* Task description *
Copy nothing but the lines running from the one containing "Type out the text in this image." through the end of the listing below. Drop the pictures.

═════ Data to use

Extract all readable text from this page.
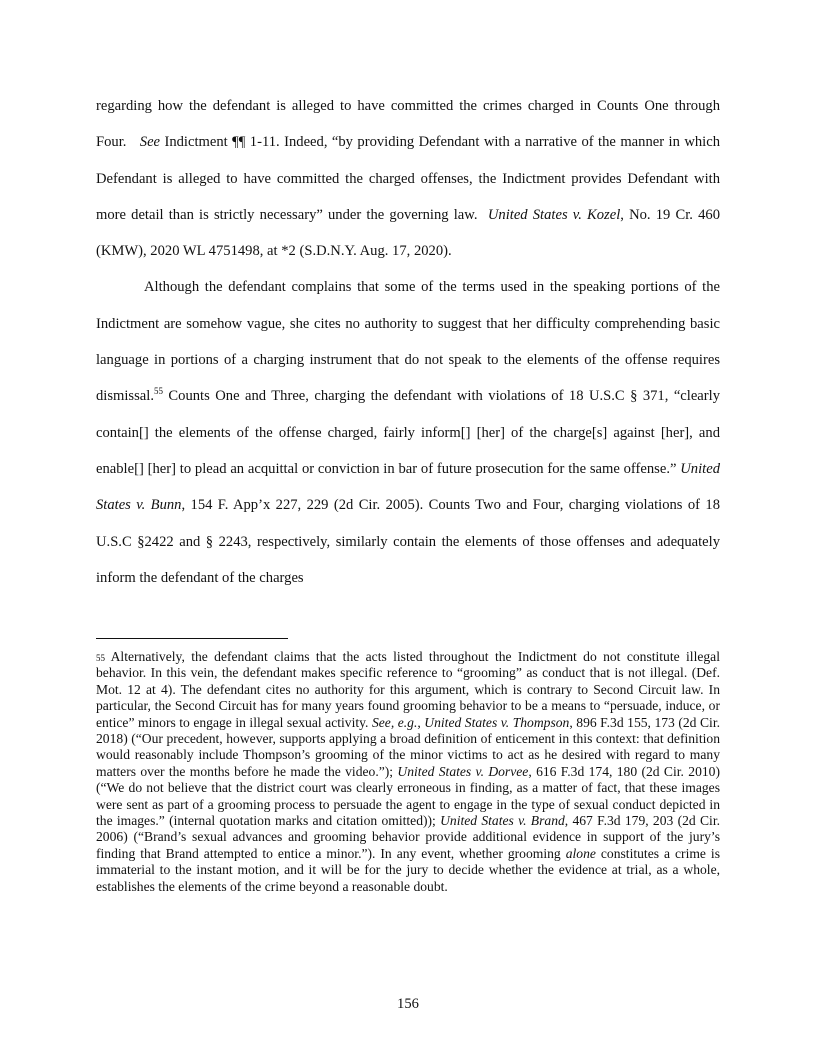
regarding how the defendant is alleged to have committed the crimes charged in Counts One through Four. See Indictment ¶¶ 1-11. Indeed, “by providing Defendant with a narrative of the manner in which Defendant is alleged to have committed the charged offenses, the Indictment provides Defendant with more detail than is strictly necessary” under the governing law. United States v. Kozel, No. 19 Cr. 460 (KMW), 2020 WL 4751498, at *2 (S.D.N.Y. Aug. 17, 2020).

Although the defendant complains that some of the terms used in the speaking portions of the Indictment are somehow vague, she cites no authority to suggest that her difficulty comprehending basic language in portions of a charging instrument that do not speak to the elements of the offense requires dismissal.$^{55}$ Counts One and Three, charging the defendant with violations of 18 U.S.C § 371, “clearly contain[] the elements of the offense charged, fairly inform[] [her] of the charge[s] against [her], and enable[] [her] to plead an acquittal or conviction in bar of future prosecution for the same offense.” United States v. Bunn, 154 F. App’x 227, 229 (2d Cir. 2005). Counts Two and Four, charging violations of 18 U.S.C §2422 and § 2243, respectively, similarly contain the elements of those offenses and adequately inform the defendant of the charges

$^{55}$ Alternatively, the defendant claims that the acts listed throughout the Indictment do not constitute illegal behavior. In this vein, the defendant makes specific reference to “grooming” as conduct that is not illegal. (Def. Mot. 12 at 4). The defendant cites no authority for this argument, which is contrary to Second Circuit law. In particular, the Second Circuit has for many years found grooming behavior to be a means to “persuade, induce, or entice” minors to engage in illegal sexual activity. See, e.g., United States v. Thompson, 896 F.3d 155, 173 (2d Cir. 2018) (“Our precedent, however, supports applying a broad definition of enticement in this context: that definition would reasonably include Thompson’s grooming of the minor victims to act as he desired with regard to many matters over the months before he made the video.”); United States v. Dorvee, 616 F.3d 174, 180 (2d Cir. 2010) (“We do not believe that the district court was clearly erroneous in finding, as a matter of fact, that these images were sent as part of a grooming process to persuade the agent to engage in the type of sexual conduct depicted in the images.” (internal quotation marks and citation omitted)); United States v. Brand, 467 F.3d 179, 203 (2d Cir. 2006) (“Brand’s sexual advances and grooming behavior provide additional evidence in support of the jury’s finding that Brand attempted to entice a minor.”). In any event, whether grooming alone constitutes a crime is immaterial to the instant motion, and it will be for the jury to decide whether the evidence at trial, as a whole, establishes the elements of the crime beyond a reasonable doubt.

156
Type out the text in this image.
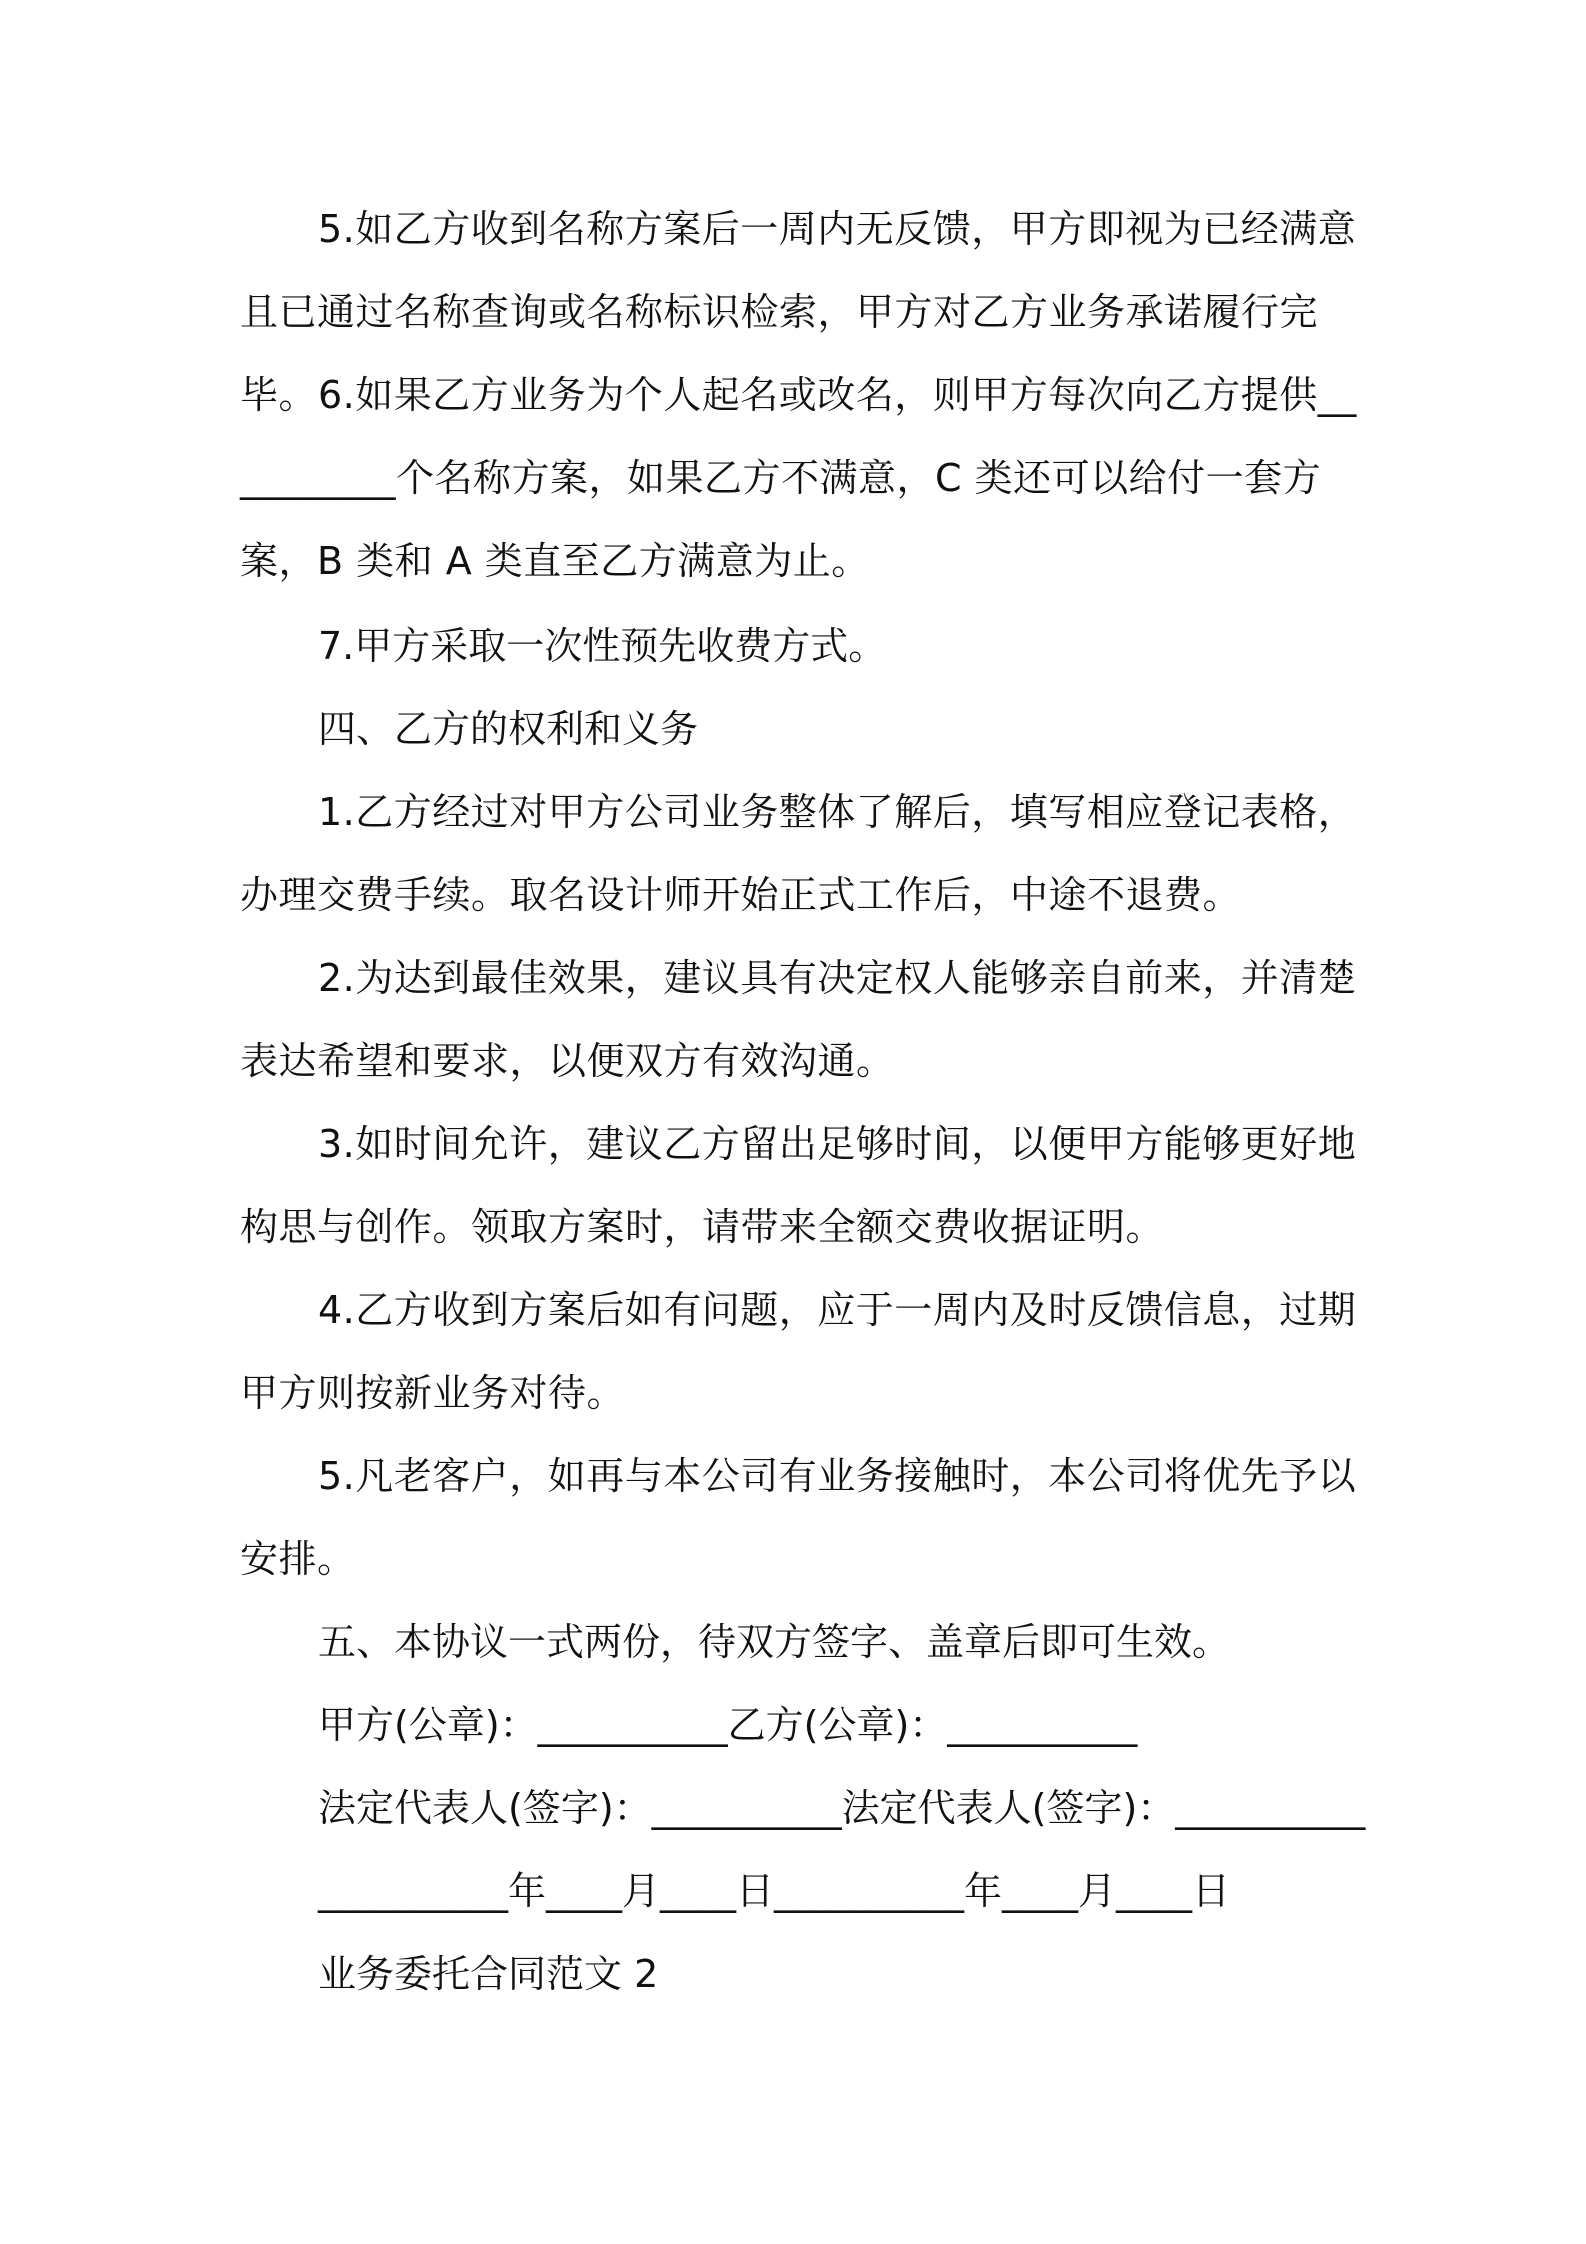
5.如乙方收到名称方案后一周内无反馈，甲方即视为已经满意且已通过名称查询或名称标识检索，甲方对乙方业务承诺履行完毕。 6.如果乙方业务为个人起名或改名，则甲方每次向乙方提供__________个名称方案，如果乙方不满意，C 类还可以给付一套方案，B 类和 A 类直至乙方满意为止。

7.甲方采取一次性预先收费方式。

四、乙方的权利和义务

1.乙方经过对甲方公司业务整体了解后，填写相应登记表格，办理交费手续。取名设计师开始正式工作后，中途不退费。

2.为达到最佳效果，建议具有决定权人能够亲自前来，并清楚表达希望和要求，以便双方有效沟通。

3.如时间允许，建议乙方留出足够时间，以便甲方能够更好地构思与创作。领取方案时，请带来全额交费收据证明。

4.乙方收到方案后如有问题，应于一周内及时反馈信息，过期甲方则按新业务对待。

5.凡老客户，如再与本公司有业务接触时，本公司将优先予以安排。

五、本协议一式两份，待双方签字、盖章后即可生效。

甲方(公章)：__________乙方(公章)：__________

法定代表人(签字)：__________法定代表人(签字)：__________

__________年____月____日__________年____月____日

业务委托合同范文 2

══════════

* Correct response *
Type out the text in this image.
5.如乙方收到名称方案后一周内无反馈，甲方即视为已经满意且已通过名称查询或名称标识检索，甲方对乙方业务承诺履行完毕。 6.如果乙方业务为个人起名或改名，则甲方每次向乙方提供__________个名称方案，如果乙方不满意，C 类还可以给付一套方案，B 类和 A 类直至乙方满意为止。

7.甲方采取一次性预先收费方式。

四、乙方的权利和义务

1.乙方经过对甲方公司业务整体了解后，填写相应登记表格，办理交费手续。取名设计师开始正式工作后，中途不退费。

2.为达到最佳效果，建议具有决定权人能够亲自前来，并清楚表达希望和要求，以便双方有效沟通。

3.如时间允许，建议乙方留出足够时间，以便甲方能够更好地构思与创作。领取方案时，请带来全额交费收据证明。

4.乙方收到方案后如有问题，应于一周内及时反馈信息，过期甲方则按新业务对待。

5.凡老客户，如再与本公司有业务接触时，本公司将优先予以安排。

五、本协议一式两份，待双方签字、盖章后即可生效。

甲方(公章)：__________乙方(公章)：__________

法定代表人(签字)：__________法定代表人(签字)：__________

__________年____月____日__________年____月____日

业务委托合同范文 2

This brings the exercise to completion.